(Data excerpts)
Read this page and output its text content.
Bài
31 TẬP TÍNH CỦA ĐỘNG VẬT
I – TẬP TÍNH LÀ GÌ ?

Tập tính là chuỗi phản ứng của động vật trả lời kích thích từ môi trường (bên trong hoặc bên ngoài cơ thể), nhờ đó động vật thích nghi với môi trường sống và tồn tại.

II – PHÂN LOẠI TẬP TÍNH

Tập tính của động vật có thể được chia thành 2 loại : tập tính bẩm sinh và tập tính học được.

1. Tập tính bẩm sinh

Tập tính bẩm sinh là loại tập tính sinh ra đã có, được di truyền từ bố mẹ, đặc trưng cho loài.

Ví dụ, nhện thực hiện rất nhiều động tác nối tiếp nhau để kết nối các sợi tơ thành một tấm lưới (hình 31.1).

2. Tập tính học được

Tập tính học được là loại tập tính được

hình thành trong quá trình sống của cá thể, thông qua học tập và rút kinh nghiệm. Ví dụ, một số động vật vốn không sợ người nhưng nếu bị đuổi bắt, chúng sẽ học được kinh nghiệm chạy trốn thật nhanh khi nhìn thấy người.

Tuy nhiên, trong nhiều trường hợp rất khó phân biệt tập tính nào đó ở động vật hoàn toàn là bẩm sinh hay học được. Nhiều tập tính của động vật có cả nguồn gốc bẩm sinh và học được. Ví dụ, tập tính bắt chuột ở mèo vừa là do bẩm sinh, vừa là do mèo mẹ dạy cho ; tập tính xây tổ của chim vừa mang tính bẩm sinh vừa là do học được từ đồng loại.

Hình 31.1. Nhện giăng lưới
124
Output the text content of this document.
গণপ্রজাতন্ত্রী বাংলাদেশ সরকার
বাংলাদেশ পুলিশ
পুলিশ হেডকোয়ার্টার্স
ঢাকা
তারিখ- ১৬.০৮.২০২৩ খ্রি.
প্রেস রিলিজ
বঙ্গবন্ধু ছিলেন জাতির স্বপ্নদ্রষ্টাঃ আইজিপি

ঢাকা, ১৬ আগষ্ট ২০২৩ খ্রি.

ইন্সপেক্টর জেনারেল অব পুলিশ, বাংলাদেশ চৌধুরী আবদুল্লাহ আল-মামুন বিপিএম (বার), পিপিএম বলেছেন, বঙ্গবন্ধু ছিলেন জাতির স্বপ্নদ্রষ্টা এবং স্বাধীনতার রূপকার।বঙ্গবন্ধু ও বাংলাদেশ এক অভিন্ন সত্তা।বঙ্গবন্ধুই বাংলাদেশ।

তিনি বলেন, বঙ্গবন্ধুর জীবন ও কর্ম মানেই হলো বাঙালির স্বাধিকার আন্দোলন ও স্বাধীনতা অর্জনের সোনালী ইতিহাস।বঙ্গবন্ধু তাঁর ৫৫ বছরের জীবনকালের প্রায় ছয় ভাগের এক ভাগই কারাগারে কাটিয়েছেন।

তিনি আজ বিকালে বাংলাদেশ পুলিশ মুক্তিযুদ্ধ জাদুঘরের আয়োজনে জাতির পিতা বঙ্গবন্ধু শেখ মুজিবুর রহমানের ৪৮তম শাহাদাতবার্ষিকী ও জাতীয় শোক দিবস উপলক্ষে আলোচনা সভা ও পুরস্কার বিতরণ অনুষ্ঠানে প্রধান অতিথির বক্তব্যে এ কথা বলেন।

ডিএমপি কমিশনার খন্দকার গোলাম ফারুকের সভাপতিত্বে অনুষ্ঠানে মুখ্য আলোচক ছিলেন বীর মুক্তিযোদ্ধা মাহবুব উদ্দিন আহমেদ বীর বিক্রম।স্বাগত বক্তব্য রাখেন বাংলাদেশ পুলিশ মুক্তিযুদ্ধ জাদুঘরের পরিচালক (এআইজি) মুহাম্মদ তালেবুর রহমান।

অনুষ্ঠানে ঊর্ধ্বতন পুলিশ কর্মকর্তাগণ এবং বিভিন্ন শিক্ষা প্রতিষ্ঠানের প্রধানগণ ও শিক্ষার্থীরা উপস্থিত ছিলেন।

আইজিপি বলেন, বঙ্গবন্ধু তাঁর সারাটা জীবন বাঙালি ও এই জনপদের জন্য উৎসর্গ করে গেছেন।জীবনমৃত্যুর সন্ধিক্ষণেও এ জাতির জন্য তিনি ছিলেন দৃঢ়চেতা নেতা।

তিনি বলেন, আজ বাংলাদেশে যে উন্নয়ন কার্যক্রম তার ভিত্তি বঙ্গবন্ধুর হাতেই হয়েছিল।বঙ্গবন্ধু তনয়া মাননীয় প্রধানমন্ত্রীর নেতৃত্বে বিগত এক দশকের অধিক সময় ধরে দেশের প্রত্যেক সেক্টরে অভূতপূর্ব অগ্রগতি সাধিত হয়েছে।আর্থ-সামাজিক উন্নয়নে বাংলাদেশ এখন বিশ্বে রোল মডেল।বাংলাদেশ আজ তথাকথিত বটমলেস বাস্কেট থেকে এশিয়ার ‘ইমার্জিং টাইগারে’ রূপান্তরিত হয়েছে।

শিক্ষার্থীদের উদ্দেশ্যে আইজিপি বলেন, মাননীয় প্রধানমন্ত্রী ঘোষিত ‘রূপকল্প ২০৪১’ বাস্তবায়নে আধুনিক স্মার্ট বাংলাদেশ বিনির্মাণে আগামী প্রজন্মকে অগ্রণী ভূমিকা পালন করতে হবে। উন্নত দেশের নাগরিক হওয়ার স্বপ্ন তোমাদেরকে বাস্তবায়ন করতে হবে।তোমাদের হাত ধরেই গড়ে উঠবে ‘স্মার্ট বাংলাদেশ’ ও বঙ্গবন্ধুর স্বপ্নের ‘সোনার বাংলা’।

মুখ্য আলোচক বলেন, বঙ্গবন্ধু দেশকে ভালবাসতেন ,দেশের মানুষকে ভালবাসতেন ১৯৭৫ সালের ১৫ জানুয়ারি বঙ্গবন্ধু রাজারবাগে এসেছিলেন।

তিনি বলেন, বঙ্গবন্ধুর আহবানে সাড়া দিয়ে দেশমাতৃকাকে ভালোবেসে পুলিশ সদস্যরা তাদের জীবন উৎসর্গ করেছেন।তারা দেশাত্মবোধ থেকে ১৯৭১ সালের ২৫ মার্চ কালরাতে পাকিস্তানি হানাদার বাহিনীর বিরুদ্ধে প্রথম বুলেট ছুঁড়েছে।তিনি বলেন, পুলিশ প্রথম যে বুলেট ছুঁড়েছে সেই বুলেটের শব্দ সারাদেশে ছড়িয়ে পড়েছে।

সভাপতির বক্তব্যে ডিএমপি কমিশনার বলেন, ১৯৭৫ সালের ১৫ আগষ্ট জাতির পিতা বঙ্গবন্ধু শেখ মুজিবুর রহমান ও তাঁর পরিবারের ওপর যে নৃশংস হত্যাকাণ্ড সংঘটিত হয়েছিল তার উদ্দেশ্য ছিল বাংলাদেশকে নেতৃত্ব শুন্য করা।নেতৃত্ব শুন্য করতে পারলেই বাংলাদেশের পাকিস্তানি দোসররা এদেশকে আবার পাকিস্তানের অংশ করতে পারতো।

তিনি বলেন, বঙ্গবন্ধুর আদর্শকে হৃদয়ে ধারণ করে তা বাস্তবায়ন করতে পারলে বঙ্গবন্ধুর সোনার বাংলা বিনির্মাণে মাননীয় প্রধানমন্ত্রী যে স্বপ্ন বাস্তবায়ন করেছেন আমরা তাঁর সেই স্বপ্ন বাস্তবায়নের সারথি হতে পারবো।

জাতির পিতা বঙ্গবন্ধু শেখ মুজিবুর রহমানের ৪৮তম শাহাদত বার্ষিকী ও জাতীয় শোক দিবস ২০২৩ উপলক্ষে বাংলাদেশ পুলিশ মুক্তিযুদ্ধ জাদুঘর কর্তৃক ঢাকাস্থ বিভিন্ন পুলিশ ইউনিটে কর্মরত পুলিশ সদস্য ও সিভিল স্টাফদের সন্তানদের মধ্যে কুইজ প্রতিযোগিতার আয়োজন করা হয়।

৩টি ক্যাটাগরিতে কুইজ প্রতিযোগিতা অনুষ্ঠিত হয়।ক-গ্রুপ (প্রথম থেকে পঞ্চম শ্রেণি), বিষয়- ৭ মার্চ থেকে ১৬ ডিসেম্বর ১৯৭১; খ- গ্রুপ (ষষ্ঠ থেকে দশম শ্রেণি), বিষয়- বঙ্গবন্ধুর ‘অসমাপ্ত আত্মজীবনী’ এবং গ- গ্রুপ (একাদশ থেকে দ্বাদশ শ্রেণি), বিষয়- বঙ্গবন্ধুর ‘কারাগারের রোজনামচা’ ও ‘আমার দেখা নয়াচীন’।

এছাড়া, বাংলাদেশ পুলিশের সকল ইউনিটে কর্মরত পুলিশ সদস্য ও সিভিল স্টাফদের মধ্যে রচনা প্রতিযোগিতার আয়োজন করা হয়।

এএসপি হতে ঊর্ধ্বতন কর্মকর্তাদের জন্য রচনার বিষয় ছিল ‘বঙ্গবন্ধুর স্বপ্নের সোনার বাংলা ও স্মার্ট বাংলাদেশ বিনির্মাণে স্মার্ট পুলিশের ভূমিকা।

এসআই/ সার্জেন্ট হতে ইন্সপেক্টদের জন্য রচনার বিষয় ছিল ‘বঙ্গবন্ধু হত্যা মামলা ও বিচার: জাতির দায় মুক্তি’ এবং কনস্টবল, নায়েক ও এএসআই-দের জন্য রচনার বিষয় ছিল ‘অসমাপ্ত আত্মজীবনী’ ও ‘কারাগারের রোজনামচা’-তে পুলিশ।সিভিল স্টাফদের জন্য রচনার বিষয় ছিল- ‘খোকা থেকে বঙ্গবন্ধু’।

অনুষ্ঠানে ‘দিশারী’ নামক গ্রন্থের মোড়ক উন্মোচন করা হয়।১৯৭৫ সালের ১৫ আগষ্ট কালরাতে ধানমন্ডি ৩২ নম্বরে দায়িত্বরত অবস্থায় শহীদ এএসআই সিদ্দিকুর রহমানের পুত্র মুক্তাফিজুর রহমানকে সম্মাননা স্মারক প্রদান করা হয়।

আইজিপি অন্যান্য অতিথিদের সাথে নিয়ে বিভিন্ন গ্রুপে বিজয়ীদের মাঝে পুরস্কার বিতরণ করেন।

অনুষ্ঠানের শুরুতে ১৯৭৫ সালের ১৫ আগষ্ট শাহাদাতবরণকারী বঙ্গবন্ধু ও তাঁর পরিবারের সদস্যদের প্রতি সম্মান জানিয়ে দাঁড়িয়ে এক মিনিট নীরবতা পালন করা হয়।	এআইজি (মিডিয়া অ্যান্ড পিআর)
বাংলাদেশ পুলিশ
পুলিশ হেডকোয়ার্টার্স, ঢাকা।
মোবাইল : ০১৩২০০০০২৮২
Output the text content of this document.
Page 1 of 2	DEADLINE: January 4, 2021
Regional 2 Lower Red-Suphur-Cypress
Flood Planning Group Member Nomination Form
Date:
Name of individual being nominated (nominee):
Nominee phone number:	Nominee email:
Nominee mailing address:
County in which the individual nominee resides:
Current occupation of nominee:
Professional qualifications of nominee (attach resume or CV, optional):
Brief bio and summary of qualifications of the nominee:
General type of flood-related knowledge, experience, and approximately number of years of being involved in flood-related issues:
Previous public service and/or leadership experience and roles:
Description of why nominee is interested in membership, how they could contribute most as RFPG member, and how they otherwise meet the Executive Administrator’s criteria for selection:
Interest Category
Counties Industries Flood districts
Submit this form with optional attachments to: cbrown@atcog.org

# WHAT THE TASK REQUIRES
Pick out every line above that holds the word "sinh" and copy it.

# ANSWER IN FULL
Tập tính của động vật có thể được chia thành 2 loại : tập tính bẩm sinh và tập tính học được.
1. Tập tính bẩm sinh
Tập tính bẩm sinh là loại tập tính sinh ra đã có, được di truyền từ bố mẹ, đặc trưng cho loài.
Tuy nhiên, trong nhiều trường hợp rất khó phân biệt tập tính nào đó ở động vật hoàn toàn là bẩm sinh hay học được. Nhiều tập tính của động vật có cả nguồn gốc bẩm sinh và học được. Ví dụ, tập tính bắt chuột ở mèo vừa là do bẩm sinh, vừa là do mèo mẹ dạy cho ; tập tính xây tổ của chim vừa mang tính bẩm sinh vừa là do học được từ đồng loại.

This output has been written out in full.